[Goal] Set out each line from the following listing that includes the word "given".

·····

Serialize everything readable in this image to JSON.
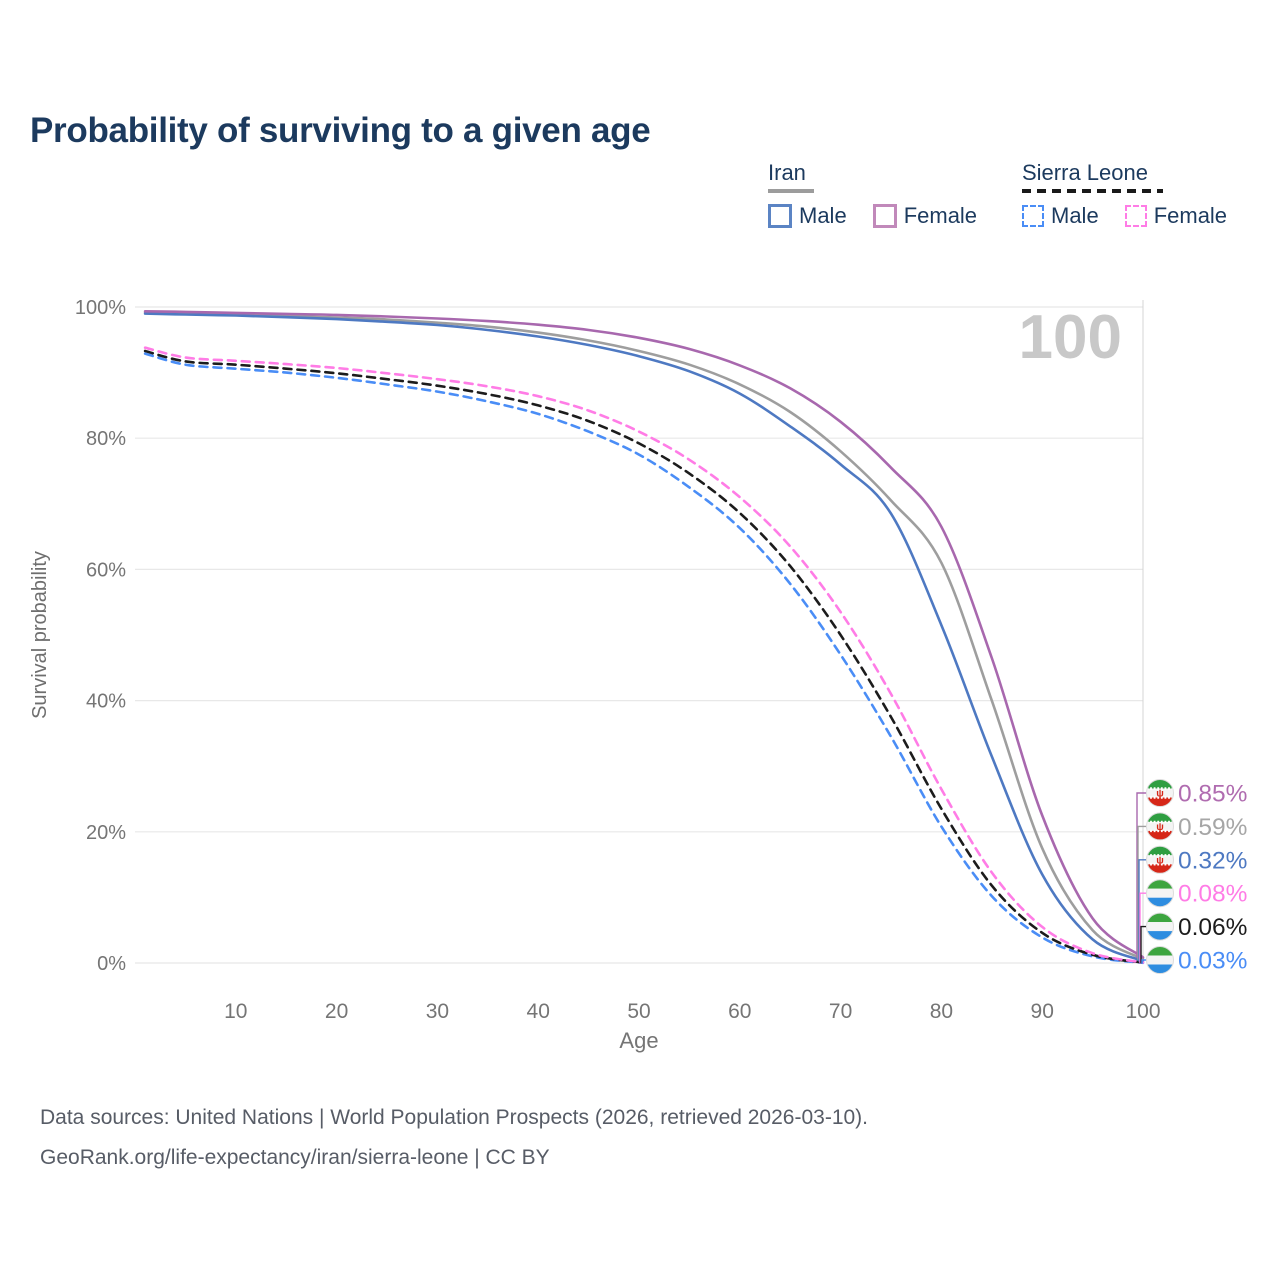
{
  "title": "Probability of surviving to a given age",
  "legend": {
    "groups": [
      {
        "label": "Iran",
        "line_style": "solid",
        "underline_color": "#9c9c9c",
        "underline_width": 46,
        "items": [
          {
            "label": "Male",
            "color": "#5b84c4",
            "dashed": false
          },
          {
            "label": "Female",
            "color": "#c189ba",
            "dashed": false
          }
        ]
      },
      {
        "label": "Sierra Leone",
        "line_style": "dashed",
        "underline_color": "#1a1a1a",
        "underline_width": 141,
        "items": [
          {
            "label": "Male",
            "color": "#4a8df6",
            "dashed": true
          },
          {
            "label": "Female",
            "color": "#ff7ce6",
            "dashed": true
          }
        ]
      }
    ]
  },
  "chart_data": {
    "type": "line",
    "title": "Probability of surviving to a given age",
    "xlabel": "Age",
    "ylabel": "Survival probability",
    "x_range": [
      0,
      100
    ],
    "y_range": [
      0,
      100
    ],
    "grid": "horizontal",
    "legend_position": "top-right",
    "watermark": "100",
    "hover_age": 100,
    "x_ticks": [
      {
        "v": 10,
        "label": "10"
      },
      {
        "v": 20,
        "label": "20"
      },
      {
        "v": 30,
        "label": "30"
      },
      {
        "v": 40,
        "label": "40"
      },
      {
        "v": 50,
        "label": "50"
      },
      {
        "v": 60,
        "label": "60"
      },
      {
        "v": 70,
        "label": "70"
      },
      {
        "v": 80,
        "label": "80"
      },
      {
        "v": 90,
        "label": "90"
      },
      {
        "v": 100,
        "label": "100"
      }
    ],
    "y_ticks": [
      {
        "v": 0,
        "label": "0%"
      },
      {
        "v": 20,
        "label": "20%"
      },
      {
        "v": 40,
        "label": "40%"
      },
      {
        "v": 60,
        "label": "60%"
      },
      {
        "v": 80,
        "label": "80%"
      },
      {
        "v": 100,
        "label": "100%"
      }
    ],
    "ages": [
      1,
      5,
      10,
      15,
      20,
      25,
      30,
      35,
      40,
      45,
      50,
      55,
      60,
      65,
      70,
      75,
      80,
      85,
      90,
      95,
      100
    ],
    "series": [
      {
        "id": "iran-female",
        "country": "Iran",
        "sex": "Female",
        "flag": "iran",
        "color": "#a868ae",
        "label_color": "#b06cb0",
        "dashed": false,
        "end_label": "0.85%",
        "values": [
          99.35,
          99.25,
          99.1,
          98.95,
          98.8,
          98.55,
          98.25,
          97.85,
          97.3,
          96.5,
          95.3,
          93.6,
          91.1,
          87.6,
          82.5,
          75.5,
          66.5,
          46.5,
          22.5,
          6.8,
          0.85
        ]
      },
      {
        "id": "iran-both",
        "country": "Iran",
        "sex": "Both sexes",
        "flag": "iran",
        "color": "#9e9e9e",
        "label_color": "#a6a6a6",
        "dashed": false,
        "end_label": "0.59%",
        "values": [
          99.15,
          99.0,
          98.85,
          98.65,
          98.4,
          98.1,
          97.6,
          97.0,
          96.1,
          94.9,
          93.3,
          91.2,
          88.2,
          84.0,
          78.0,
          70.5,
          61.0,
          40.0,
          17.5,
          5.0,
          0.59
        ]
      },
      {
        "id": "iran-male",
        "country": "Iran",
        "sex": "Male",
        "flag": "iran",
        "color": "#4e79c2",
        "label_color": "#4e79c2",
        "dashed": false,
        "end_label": "0.32%",
        "values": [
          99.0,
          98.85,
          98.7,
          98.45,
          98.15,
          97.75,
          97.25,
          96.5,
          95.5,
          94.2,
          92.5,
          90.2,
          86.8,
          81.8,
          76.0,
          68.5,
          51.5,
          31.5,
          13.5,
          3.6,
          0.32
        ]
      },
      {
        "id": "sierra-leone-female",
        "country": "Sierra Leone",
        "sex": "Female",
        "flag": "sierra-leone",
        "color": "#ff7ce6",
        "label_color": "#ff7ce6",
        "dashed": true,
        "end_label": "0.08%",
        "values": [
          93.8,
          92.3,
          91.8,
          91.3,
          90.7,
          89.9,
          89.0,
          87.9,
          86.4,
          84.2,
          81.0,
          76.7,
          71.0,
          63.5,
          53.5,
          41.0,
          26.5,
          13.8,
          5.5,
          1.5,
          0.08
        ]
      },
      {
        "id": "sierra-leone-both",
        "country": "Sierra Leone",
        "sex": "Both sexes",
        "flag": "sierra-leone",
        "color": "#1c1c1c",
        "label_color": "#1c1c1c",
        "dashed": true,
        "end_label": "0.06%",
        "values": [
          93.3,
          91.7,
          91.2,
          90.6,
          89.9,
          89.0,
          88.0,
          86.7,
          85.0,
          82.6,
          79.2,
          74.6,
          68.6,
          60.5,
          50.0,
          37.5,
          23.5,
          11.8,
          4.6,
          1.25,
          0.06
        ]
      },
      {
        "id": "sierra-leone-male",
        "country": "Sierra Leone",
        "sex": "Male",
        "flag": "sierra-leone",
        "color": "#4a8df6",
        "label_color": "#4a8df6",
        "dashed": true,
        "end_label": "0.03%",
        "values": [
          92.9,
          91.2,
          90.6,
          90.0,
          89.2,
          88.2,
          87.1,
          85.6,
          83.7,
          81.0,
          77.5,
          72.5,
          66.3,
          57.8,
          47.0,
          34.5,
          20.8,
          10.2,
          3.9,
          1.0,
          0.03
        ]
      }
    ],
    "colors": {
      "grid": "#e8e8e8",
      "hover_line": "#d4d4d4",
      "tick_text": "#757575",
      "axis_title": "#6e6e6e",
      "watermark": "#c8c8c8",
      "flag_iran_green": "#2e9e41",
      "flag_iran_red": "#d62718",
      "flag_sl_green": "#3da53f",
      "flag_sl_blue": "#2e8de0"
    }
  },
  "footer": {
    "line1": "Data sources: United Nations | World Population Prospects (2026, retrieved 2026-03-10).",
    "line2": "GeoRank.org/life-expectancy/iran/sierra-leone | CC BY"
  }
}
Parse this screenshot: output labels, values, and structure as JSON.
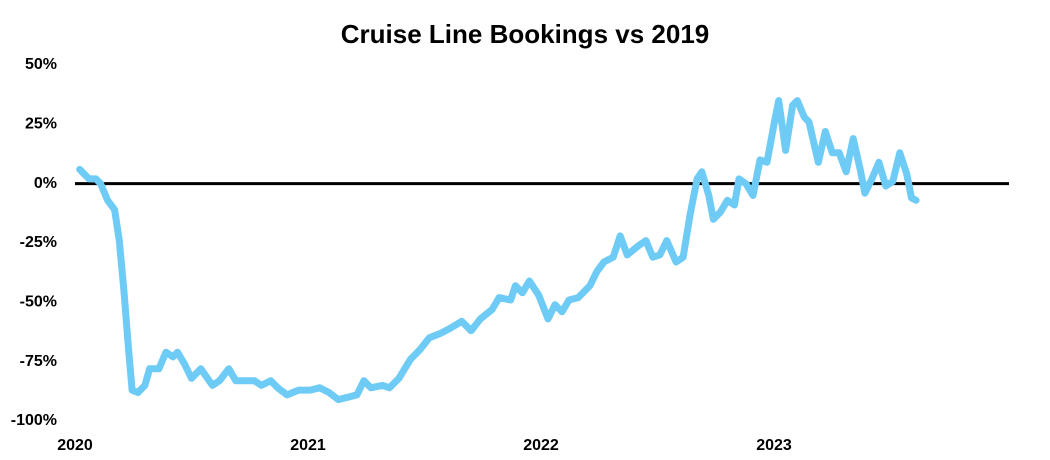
{
  "chart_data": {
    "type": "line",
    "title": "Cruise Line Bookings vs 2019",
    "x": [
      2020.02,
      2020.06,
      2020.09,
      2020.11,
      2020.14,
      2020.17,
      2020.19,
      2020.21,
      2020.23,
      2020.245,
      2020.27,
      2020.3,
      2020.32,
      2020.36,
      2020.39,
      2020.42,
      2020.44,
      2020.47,
      2020.5,
      2020.54,
      2020.59,
      2020.62,
      2020.66,
      2020.69,
      2020.73,
      2020.77,
      2020.8,
      2020.84,
      2020.87,
      2020.91,
      2020.96,
      2021.01,
      2021.05,
      2021.09,
      2021.13,
      2021.17,
      2021.21,
      2021.24,
      2021.27,
      2021.32,
      2021.35,
      2021.39,
      2021.44,
      2021.48,
      2021.52,
      2021.57,
      2021.61,
      2021.66,
      2021.7,
      2021.74,
      2021.79,
      2021.82,
      2021.87,
      2021.89,
      2021.92,
      2021.95,
      2021.99,
      2022.03,
      2022.06,
      2022.09,
      2022.12,
      2022.16,
      2022.21,
      2022.24,
      2022.27,
      2022.31,
      2022.34,
      2022.37,
      2022.42,
      2022.45,
      2022.48,
      2022.51,
      2022.54,
      2022.58,
      2022.61,
      2022.64,
      2022.67,
      2022.69,
      2022.72,
      2022.74,
      2022.77,
      2022.8,
      2022.83,
      2022.85,
      2022.88,
      2022.91,
      2022.94,
      2022.97,
      2023.0,
      2023.02,
      2023.05,
      2023.08,
      2023.1,
      2023.13,
      2023.15,
      2023.19,
      2023.22,
      2023.25,
      2023.28,
      2023.31,
      2023.34,
      2023.37,
      2023.39,
      2023.42,
      2023.45,
      2023.48,
      2023.51,
      2023.54,
      2023.57,
      2023.59,
      2023.61
    ],
    "series": [
      {
        "name": "Bookings vs 2019",
        "color": "#6ecbf5",
        "values": [
          6,
          2,
          2,
          0,
          -7,
          -11,
          -24,
          -45,
          -70,
          -87,
          -88,
          -85,
          -78,
          -78,
          -71,
          -73,
          -71,
          -76,
          -82,
          -78,
          -85,
          -83,
          -78,
          -83,
          -83,
          -83,
          -85,
          -83,
          -86,
          -89,
          -87,
          -87,
          -86,
          -88,
          -91,
          -90,
          -89,
          -83,
          -86,
          -85,
          -86,
          -82,
          -74,
          -70,
          -65,
          -63,
          -61,
          -58,
          -62,
          -57,
          -53,
          -48,
          -49,
          -43,
          -46,
          -41,
          -47,
          -57,
          -51,
          -54,
          -49,
          -48,
          -43,
          -37,
          -33,
          -31,
          -22,
          -30,
          -26,
          -24,
          -31,
          -30,
          -24,
          -33,
          -31,
          -13,
          2,
          5,
          -5,
          -15,
          -12,
          -7,
          -9,
          2,
          0,
          -5,
          10,
          9,
          25,
          35,
          14,
          33,
          35,
          28,
          26,
          9,
          22,
          13,
          13,
          5,
          19,
          6,
          -4,
          2,
          9,
          -1,
          1,
          13,
          4,
          -6,
          -7
        ]
      }
    ],
    "xlim": [
      2020,
      2024
    ],
    "xticks": [
      2020,
      2021,
      2022,
      2023
    ],
    "ylim": [
      -100,
      50
    ],
    "yticks": [
      {
        "value": -100,
        "label": "-100%"
      },
      {
        "value": -75,
        "label": "-75%"
      },
      {
        "value": -50,
        "label": "-50%"
      },
      {
        "value": -25,
        "label": "-25%"
      },
      {
        "value": 0,
        "label": "0%"
      },
      {
        "value": 25,
        "label": "25%"
      },
      {
        "value": 50,
        "label": "50%"
      }
    ],
    "zero_line": true
  }
}
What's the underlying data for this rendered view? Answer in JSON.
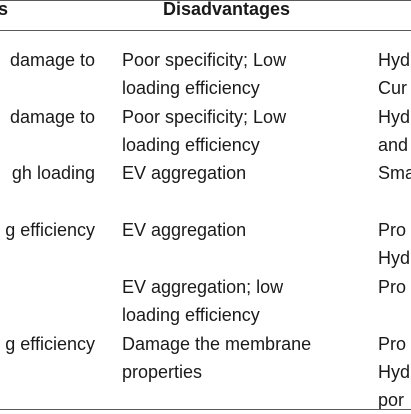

·····

[Result below]
  "title": "Probability of surviving to a given age",
    "title": "Probability of surviving to a given age",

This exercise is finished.